• **Given exercise**
Find how many lines of the listing include the string "this", and report only that figure.

## START

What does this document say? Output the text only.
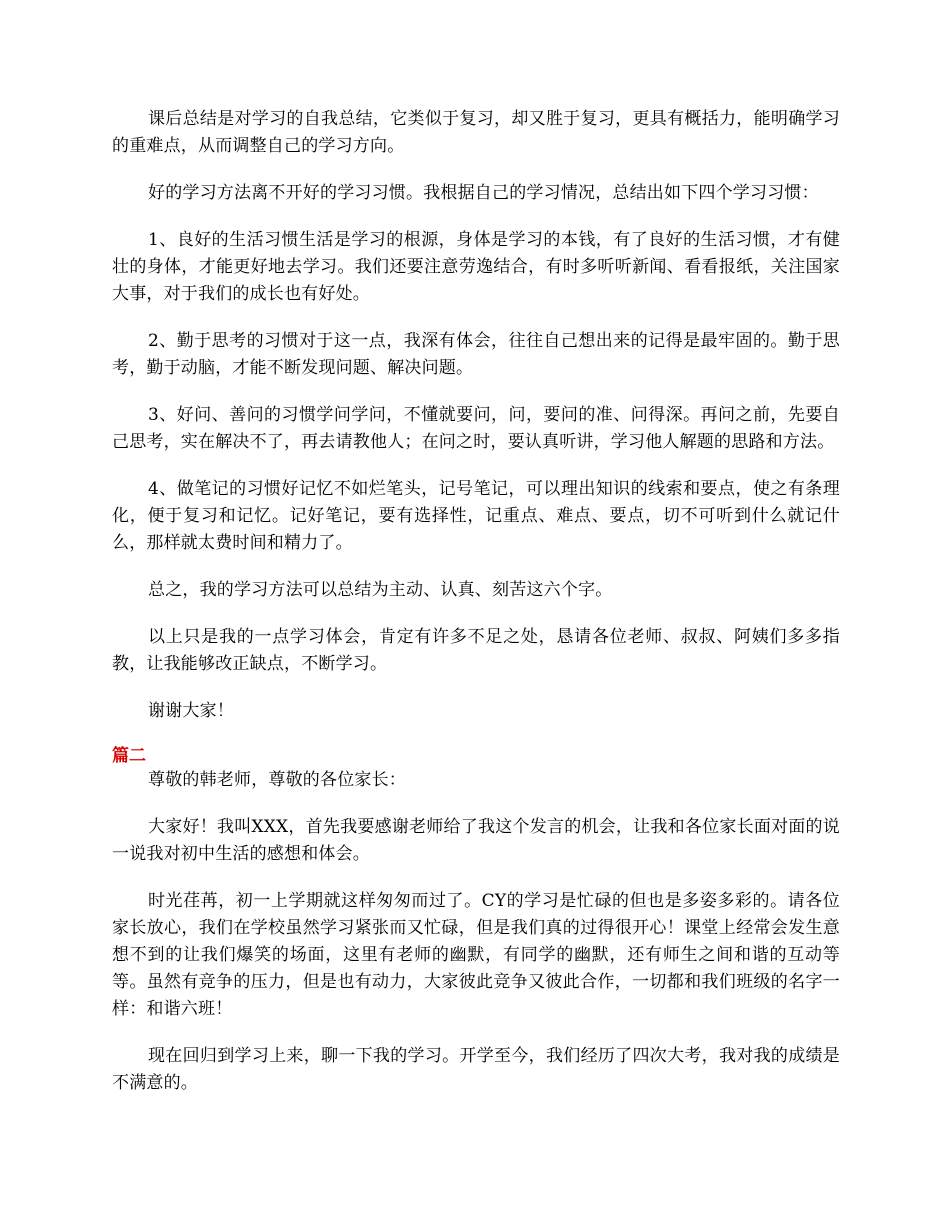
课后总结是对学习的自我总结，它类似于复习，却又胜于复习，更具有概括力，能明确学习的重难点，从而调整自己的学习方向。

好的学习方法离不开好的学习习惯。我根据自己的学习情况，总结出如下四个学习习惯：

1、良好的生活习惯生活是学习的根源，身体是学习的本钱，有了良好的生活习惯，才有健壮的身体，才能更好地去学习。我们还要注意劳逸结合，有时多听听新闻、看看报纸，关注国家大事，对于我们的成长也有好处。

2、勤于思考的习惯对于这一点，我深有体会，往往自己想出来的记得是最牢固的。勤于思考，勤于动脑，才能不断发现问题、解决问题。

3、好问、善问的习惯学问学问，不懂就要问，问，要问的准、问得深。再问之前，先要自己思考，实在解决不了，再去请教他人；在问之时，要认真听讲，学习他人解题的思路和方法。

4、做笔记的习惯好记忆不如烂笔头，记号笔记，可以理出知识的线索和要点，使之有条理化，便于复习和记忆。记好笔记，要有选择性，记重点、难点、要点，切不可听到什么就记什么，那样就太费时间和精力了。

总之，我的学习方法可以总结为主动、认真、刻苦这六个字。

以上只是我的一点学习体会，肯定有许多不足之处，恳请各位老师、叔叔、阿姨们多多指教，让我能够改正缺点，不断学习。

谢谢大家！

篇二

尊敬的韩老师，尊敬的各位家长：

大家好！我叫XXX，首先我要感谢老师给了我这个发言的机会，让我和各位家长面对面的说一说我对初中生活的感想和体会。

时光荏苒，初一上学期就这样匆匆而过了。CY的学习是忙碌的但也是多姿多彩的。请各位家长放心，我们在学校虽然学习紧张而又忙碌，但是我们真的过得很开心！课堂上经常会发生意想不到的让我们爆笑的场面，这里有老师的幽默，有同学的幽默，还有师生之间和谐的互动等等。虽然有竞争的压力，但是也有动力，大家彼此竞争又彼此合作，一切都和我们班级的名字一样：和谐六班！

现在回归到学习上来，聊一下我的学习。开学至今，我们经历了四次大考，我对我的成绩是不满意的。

## END
## START

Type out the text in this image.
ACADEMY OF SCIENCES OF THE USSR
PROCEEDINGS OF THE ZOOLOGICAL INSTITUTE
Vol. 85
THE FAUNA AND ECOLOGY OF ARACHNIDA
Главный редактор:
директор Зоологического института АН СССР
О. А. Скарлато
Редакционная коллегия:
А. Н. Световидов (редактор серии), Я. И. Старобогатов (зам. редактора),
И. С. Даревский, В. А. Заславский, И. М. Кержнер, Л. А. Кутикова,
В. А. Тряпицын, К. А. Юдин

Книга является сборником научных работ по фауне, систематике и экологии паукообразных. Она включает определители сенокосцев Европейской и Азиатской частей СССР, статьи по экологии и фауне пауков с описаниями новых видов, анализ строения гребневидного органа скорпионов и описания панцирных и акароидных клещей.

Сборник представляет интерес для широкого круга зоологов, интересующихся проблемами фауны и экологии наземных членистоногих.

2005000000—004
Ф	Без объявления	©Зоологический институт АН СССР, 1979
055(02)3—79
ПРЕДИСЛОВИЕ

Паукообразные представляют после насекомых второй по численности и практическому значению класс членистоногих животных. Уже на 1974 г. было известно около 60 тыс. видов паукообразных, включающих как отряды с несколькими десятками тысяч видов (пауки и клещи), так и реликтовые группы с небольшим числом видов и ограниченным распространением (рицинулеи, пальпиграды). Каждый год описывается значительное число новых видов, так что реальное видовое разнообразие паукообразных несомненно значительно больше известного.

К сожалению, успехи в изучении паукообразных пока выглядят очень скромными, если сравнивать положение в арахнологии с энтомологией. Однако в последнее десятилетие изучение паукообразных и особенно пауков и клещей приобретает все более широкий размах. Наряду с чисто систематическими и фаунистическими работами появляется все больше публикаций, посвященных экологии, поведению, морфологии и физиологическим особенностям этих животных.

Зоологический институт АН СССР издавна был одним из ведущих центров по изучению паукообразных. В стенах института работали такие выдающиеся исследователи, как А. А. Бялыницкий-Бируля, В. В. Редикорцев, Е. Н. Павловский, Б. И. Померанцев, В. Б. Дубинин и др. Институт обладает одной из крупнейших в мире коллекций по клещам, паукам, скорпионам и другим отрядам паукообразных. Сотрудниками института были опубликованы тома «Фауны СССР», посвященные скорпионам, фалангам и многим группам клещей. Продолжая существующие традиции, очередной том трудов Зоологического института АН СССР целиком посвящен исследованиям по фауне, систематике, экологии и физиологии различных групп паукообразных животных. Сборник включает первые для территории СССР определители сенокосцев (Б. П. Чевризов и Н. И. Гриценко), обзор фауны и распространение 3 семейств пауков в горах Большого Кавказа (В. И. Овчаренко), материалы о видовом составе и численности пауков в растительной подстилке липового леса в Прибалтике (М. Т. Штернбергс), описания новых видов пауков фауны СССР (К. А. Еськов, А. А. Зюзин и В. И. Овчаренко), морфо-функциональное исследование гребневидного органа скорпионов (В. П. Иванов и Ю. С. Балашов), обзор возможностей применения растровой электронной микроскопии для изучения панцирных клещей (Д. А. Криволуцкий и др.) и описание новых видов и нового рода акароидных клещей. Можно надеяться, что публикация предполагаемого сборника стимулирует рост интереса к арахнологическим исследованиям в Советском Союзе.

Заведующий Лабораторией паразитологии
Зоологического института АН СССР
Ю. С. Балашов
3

## END

• **Output below**
2